I know many of you have found out your puppies have health problems like luxating patellas, coccidious, etc. and your breeder hasn't taken any responsibility or offered to help with vet bills, so here is an option for those of you who want to pursue it.


----------



## CathyB (Mar 10, 2007)

I couldn't get the link to work.. Oh, I got the bows today they are beautiful... I especially like the black and white one it is my favorite.. Thank you for your speedy service..


----------



## Ladysmom (Oct 19, 2004)

I'm glad you got the bows!

I guess you have to go back to this thread and click the link I provided. I guess it didn't copy.

http://spoiledmaltese.com/forum/index.php?showtopic=1458


----------



## CathyB (Mar 10, 2007)

I'll keep checking back it will be a great link to bookmark incase someone I know would need it (hopefully not). Thanks for all the great info you have to offer.


----------



## Ladysmom (Oct 19, 2004)

Weren't you able to pull it up from the link to the thread I just posted. I can.


----------



## CathyB (Mar 10, 2007)

YEs that worked







I saved it do I have your permission to pass it on as needed?


----------



## Ladysmom (Oct 19, 2004)

You don't need my permission! It's from the Humane Society.









Yes, pass it on as needed.


----------



## Lilly521 (May 29, 2004)

I posted on that old board you made,







....actually got about halfway threw typing the same story again on this board before I went and checked. That whole thing still irks me, all of the sites for that particular breeder are still up, link is even on the breeders section on this site, so I guess it wasn't a total scam. Still seems wrong to me though, asking for that type of money sight unseen sent threw the mail.


----------

Data provided:
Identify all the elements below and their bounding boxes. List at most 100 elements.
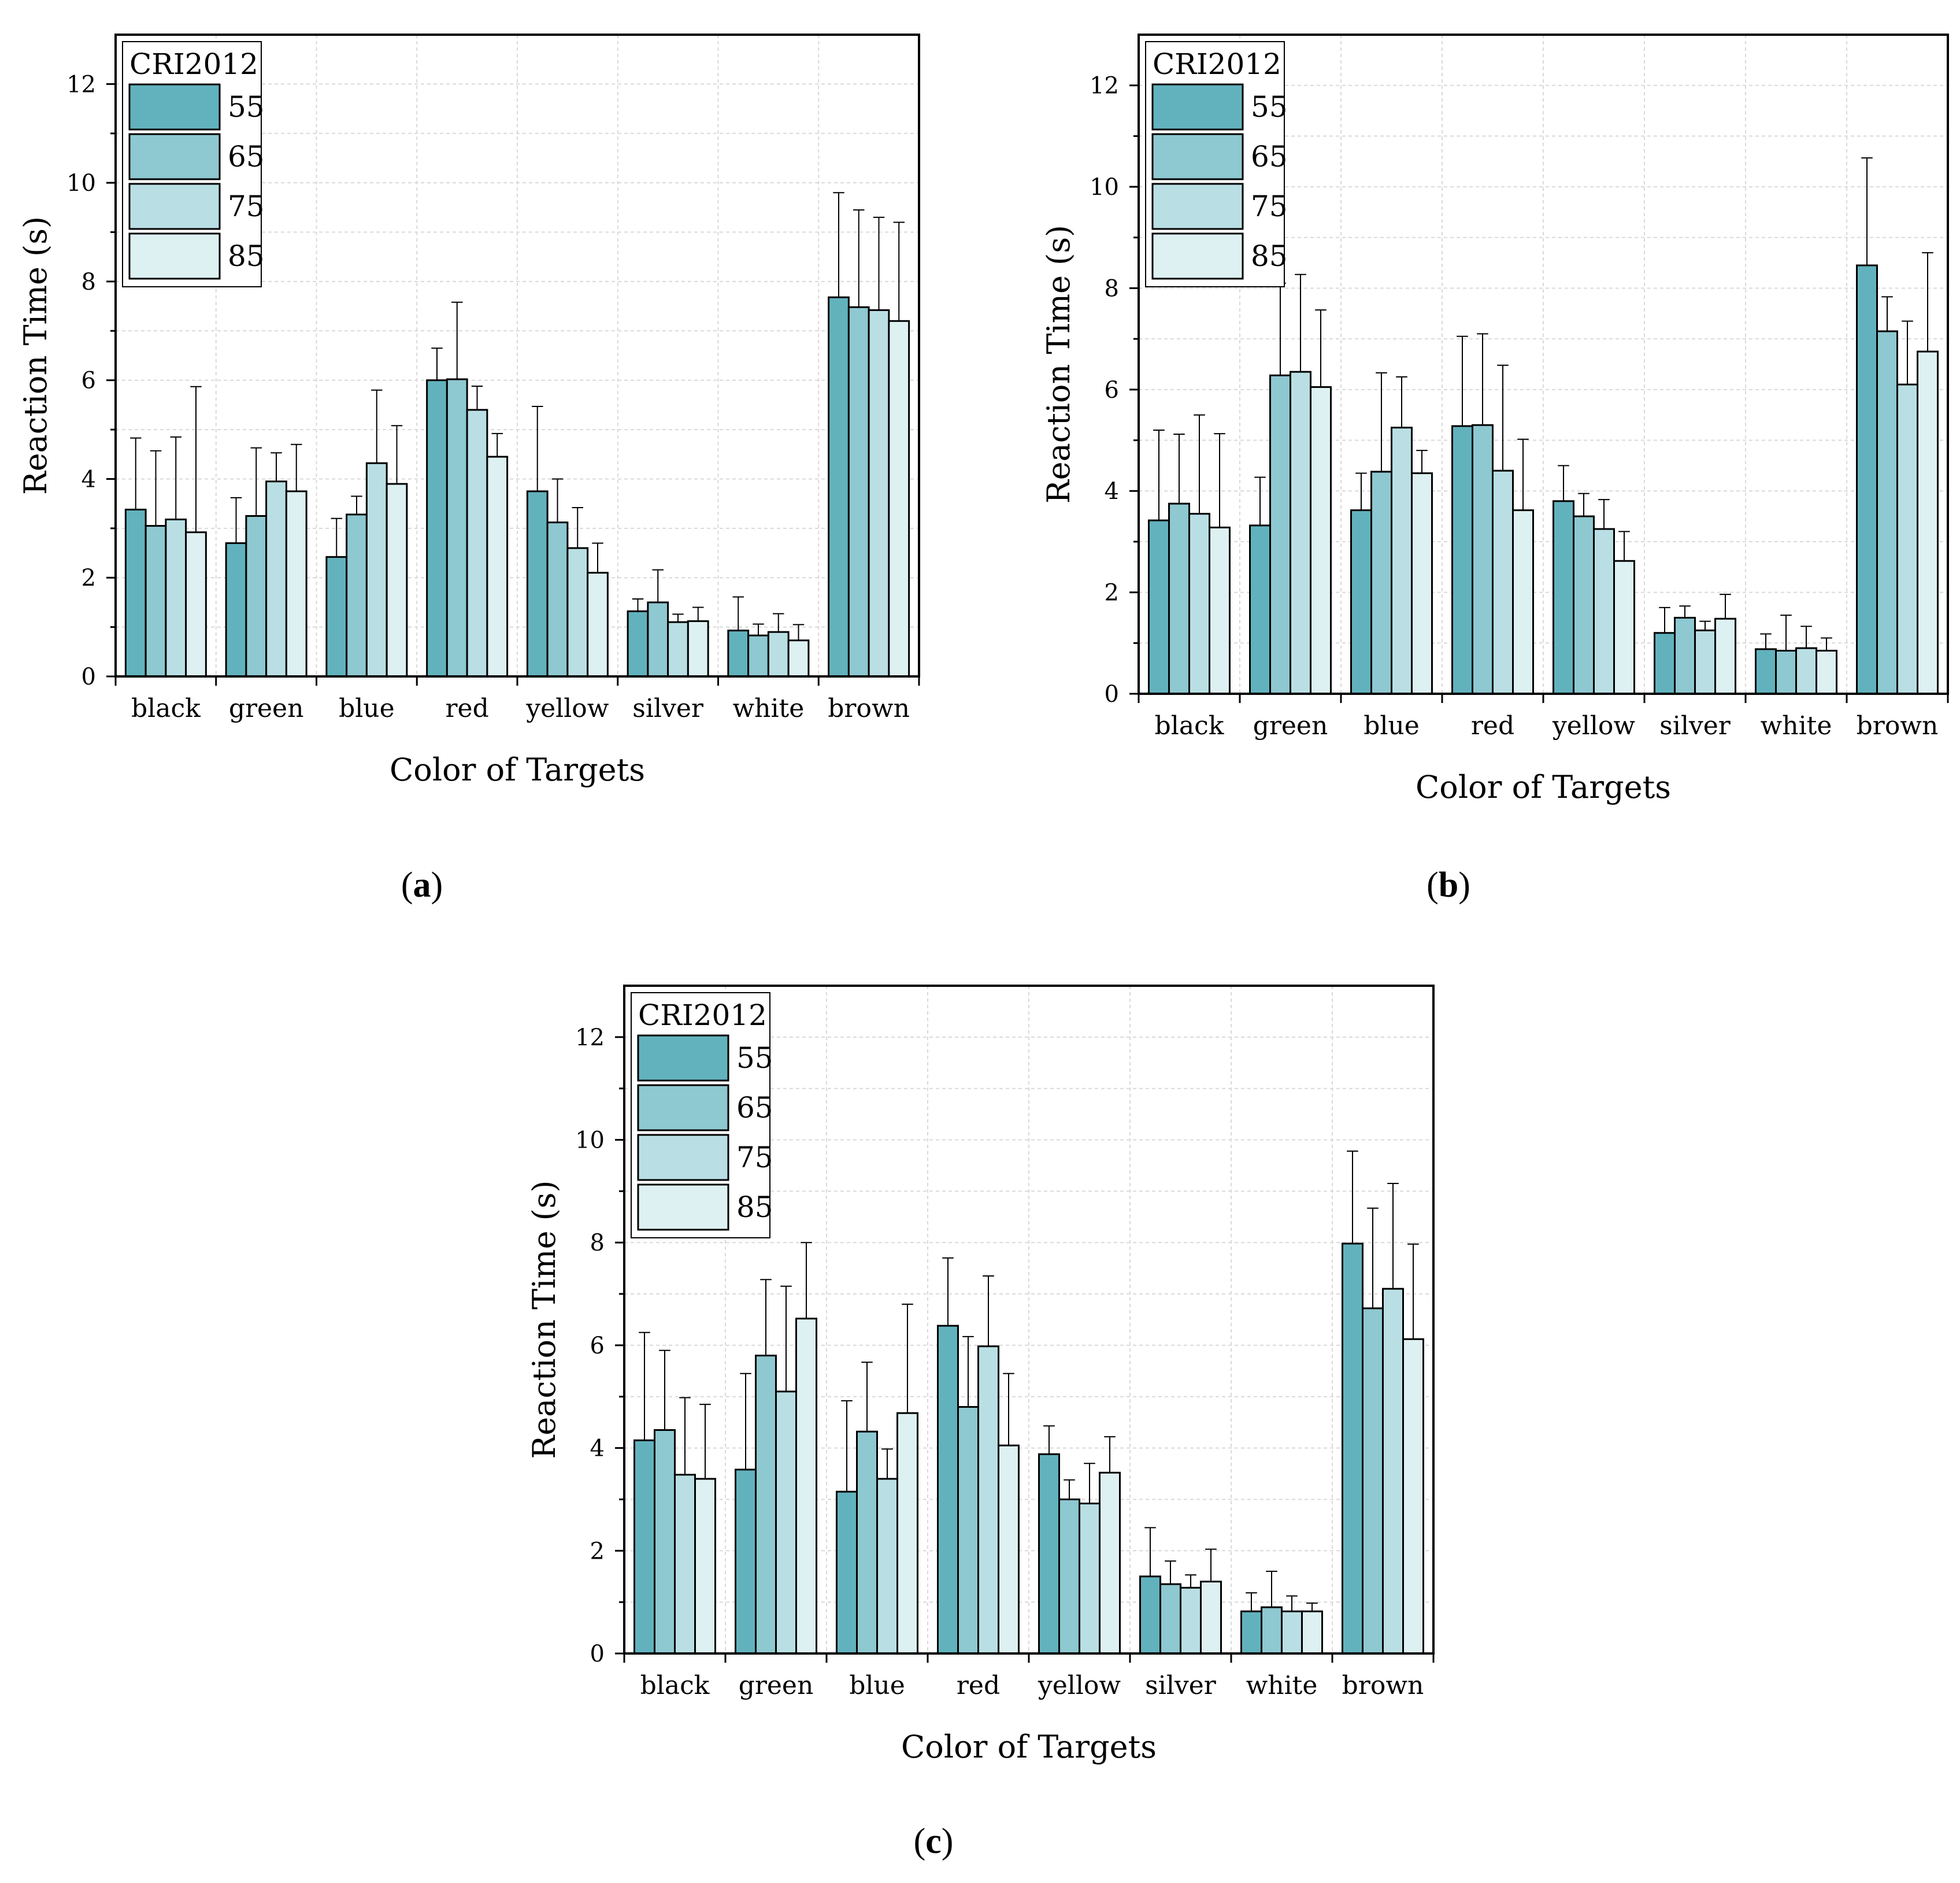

Problem details:
Set down, word for word, the passage of the puppy health thread above that opens with the words containing "I know many" and closes with "your speedy service..".

Result for this task:
I know many of you have found out your puppies have health problems like luxating patellas, coccidious, etc. and your breeder hasn't taken any responsibility or offered to help with vet bills, so here is an option for those of you who want to pursue it.


----------



## CathyB (Mar 10, 2007)

I couldn't get the link to work.. Oh, I got the bows today they are beautiful... I especially like the black and white one it is my favorite.. Thank you for your speedy service..